- Exercise requirements
Output all of the entries exactly as written.
>> START
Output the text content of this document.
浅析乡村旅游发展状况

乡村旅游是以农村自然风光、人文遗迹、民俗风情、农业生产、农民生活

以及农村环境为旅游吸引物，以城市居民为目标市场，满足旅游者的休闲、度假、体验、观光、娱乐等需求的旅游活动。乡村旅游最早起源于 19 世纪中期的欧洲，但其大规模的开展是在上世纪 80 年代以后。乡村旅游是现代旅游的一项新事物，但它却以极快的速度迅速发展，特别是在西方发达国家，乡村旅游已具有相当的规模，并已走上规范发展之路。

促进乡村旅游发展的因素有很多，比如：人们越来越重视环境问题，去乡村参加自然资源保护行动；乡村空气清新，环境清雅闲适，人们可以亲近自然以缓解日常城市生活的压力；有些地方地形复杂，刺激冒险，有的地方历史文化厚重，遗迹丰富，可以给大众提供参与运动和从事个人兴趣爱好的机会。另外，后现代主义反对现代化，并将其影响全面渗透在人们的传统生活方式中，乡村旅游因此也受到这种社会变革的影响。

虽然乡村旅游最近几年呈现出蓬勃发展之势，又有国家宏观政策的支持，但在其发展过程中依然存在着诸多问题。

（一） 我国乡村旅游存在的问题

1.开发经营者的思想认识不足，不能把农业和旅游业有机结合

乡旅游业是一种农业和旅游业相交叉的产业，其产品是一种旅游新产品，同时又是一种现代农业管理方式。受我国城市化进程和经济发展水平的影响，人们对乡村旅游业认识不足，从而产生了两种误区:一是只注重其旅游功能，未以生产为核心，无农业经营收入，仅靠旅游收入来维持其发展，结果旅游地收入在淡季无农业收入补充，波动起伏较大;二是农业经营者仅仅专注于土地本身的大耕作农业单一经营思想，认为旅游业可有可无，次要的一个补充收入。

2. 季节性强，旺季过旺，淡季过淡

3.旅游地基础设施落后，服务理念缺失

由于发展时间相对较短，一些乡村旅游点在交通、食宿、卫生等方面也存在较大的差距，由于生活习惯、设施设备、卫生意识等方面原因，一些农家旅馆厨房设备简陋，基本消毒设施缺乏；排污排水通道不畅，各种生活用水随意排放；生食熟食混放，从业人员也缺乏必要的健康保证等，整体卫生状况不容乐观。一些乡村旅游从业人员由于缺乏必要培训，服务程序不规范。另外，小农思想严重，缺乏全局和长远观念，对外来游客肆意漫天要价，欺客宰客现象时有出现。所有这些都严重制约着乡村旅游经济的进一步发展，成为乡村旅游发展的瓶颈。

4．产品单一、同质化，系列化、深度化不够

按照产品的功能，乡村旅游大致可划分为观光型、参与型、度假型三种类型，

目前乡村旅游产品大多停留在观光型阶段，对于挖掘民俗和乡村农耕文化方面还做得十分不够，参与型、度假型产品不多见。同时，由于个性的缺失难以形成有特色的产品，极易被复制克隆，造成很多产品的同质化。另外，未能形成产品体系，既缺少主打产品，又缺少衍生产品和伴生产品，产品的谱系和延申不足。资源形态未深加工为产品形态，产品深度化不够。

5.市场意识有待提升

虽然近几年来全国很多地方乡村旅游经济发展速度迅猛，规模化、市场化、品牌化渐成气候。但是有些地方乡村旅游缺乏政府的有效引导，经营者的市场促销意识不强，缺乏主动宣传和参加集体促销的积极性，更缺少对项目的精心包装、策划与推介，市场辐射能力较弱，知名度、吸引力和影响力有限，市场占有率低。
>> END
- The output
Output the text content of this document.
浅析乡村旅游发展状况

乡村旅游是以农村自然风光、人文遗迹、民俗风情、农业生产、农民生活

以及农村环境为旅游吸引物，以城市居民为目标市场，满足旅游者的休闲、度假、体验、观光、娱乐等需求的旅游活动。乡村旅游最早起源于 19 世纪中期的欧洲，但其大规模的开展是在上世纪 80 年代以后。乡村旅游是现代旅游的一项新事物，但它却以极快的速度迅速发展，特别是在西方发达国家，乡村旅游已具有相当的规模，并已走上规范发展之路。

促进乡村旅游发展的因素有很多，比如：人们越来越重视环境问题，去乡村参加自然资源保护行动；乡村空气清新，环境清雅闲适，人们可以亲近自然以缓解日常城市生活的压力；有些地方地形复杂，刺激冒险，有的地方历史文化厚重，遗迹丰富，可以给大众提供参与运动和从事个人兴趣爱好的机会。另外，后现代主义反对现代化，并将其影响全面渗透在人们的传统生活方式中，乡村旅游因此也受到这种社会变革的影响。

虽然乡村旅游最近几年呈现出蓬勃发展之势，又有国家宏观政策的支持，但在其发展过程中依然存在着诸多问题。

（一） 我国乡村旅游存在的问题

1.开发经营者的思想认识不足，不能把农业和旅游业有机结合

乡旅游业是一种农业和旅游业相交叉的产业，其产品是一种旅游新产品，同时又是一种现代农业管理方式。受我国城市化进程和经济发展水平的影响，人们对乡村旅游业认识不足，从而产生了两种误区:一是只注重其旅游功能，未以生产为核心，无农业经营收入，仅靠旅游收入来维持其发展，结果旅游地收入在淡季无农业收入补充，波动起伏较大;二是农业经营者仅仅专注于土地本身的大耕作农业单一经营思想，认为旅游业可有可无，次要的一个补充收入。

2. 季节性强，旺季过旺，淡季过淡

3.旅游地基础设施落后，服务理念缺失

由于发展时间相对较短，一些乡村旅游点在交通、食宿、卫生等方面也存在较大的差距，由于生活习惯、设施设备、卫生意识等方面原因，一些农家旅馆厨房设备简陋，基本消毒设施缺乏；排污排水通道不畅，各种生活用水随意排放；生食熟食混放，从业人员也缺乏必要的健康保证等，整体卫生状况不容乐观。一些乡村旅游从业人员由于缺乏必要培训，服务程序不规范。另外，小农思想严重，缺乏全局和长远观念，对外来游客肆意漫天要价，欺客宰客现象时有出现。所有这些都严重制约着乡村旅游经济的进一步发展，成为乡村旅游发展的瓶颈。

4．产品单一、同质化，系列化、深度化不够

按照产品的功能，乡村旅游大致可划分为观光型、参与型、度假型三种类型，

目前乡村旅游产品大多停留在观光型阶段，对于挖掘民俗和乡村农耕文化方面还做得十分不够，参与型、度假型产品不多见。同时，由于个性的缺失难以形成有特色的产品，极易被复制克隆，造成很多产品的同质化。另外，未能形成产品体系，既缺少主打产品，又缺少衍生产品和伴生产品，产品的谱系和延申不足。资源形态未深加工为产品形态，产品深度化不够。

5.市场意识有待提升

虽然近几年来全国很多地方乡村旅游经济发展速度迅猛，规模化、市场化、品牌化渐成气候。但是有些地方乡村旅游缺乏政府的有效引导，经营者的市场促销意识不强，缺乏主动宣传和参加集体促销的积极性，更缺少对项目的精心包装、策划与推介，市场辐射能力较弱，知名度、吸引力和影响力有限，市场占有率低。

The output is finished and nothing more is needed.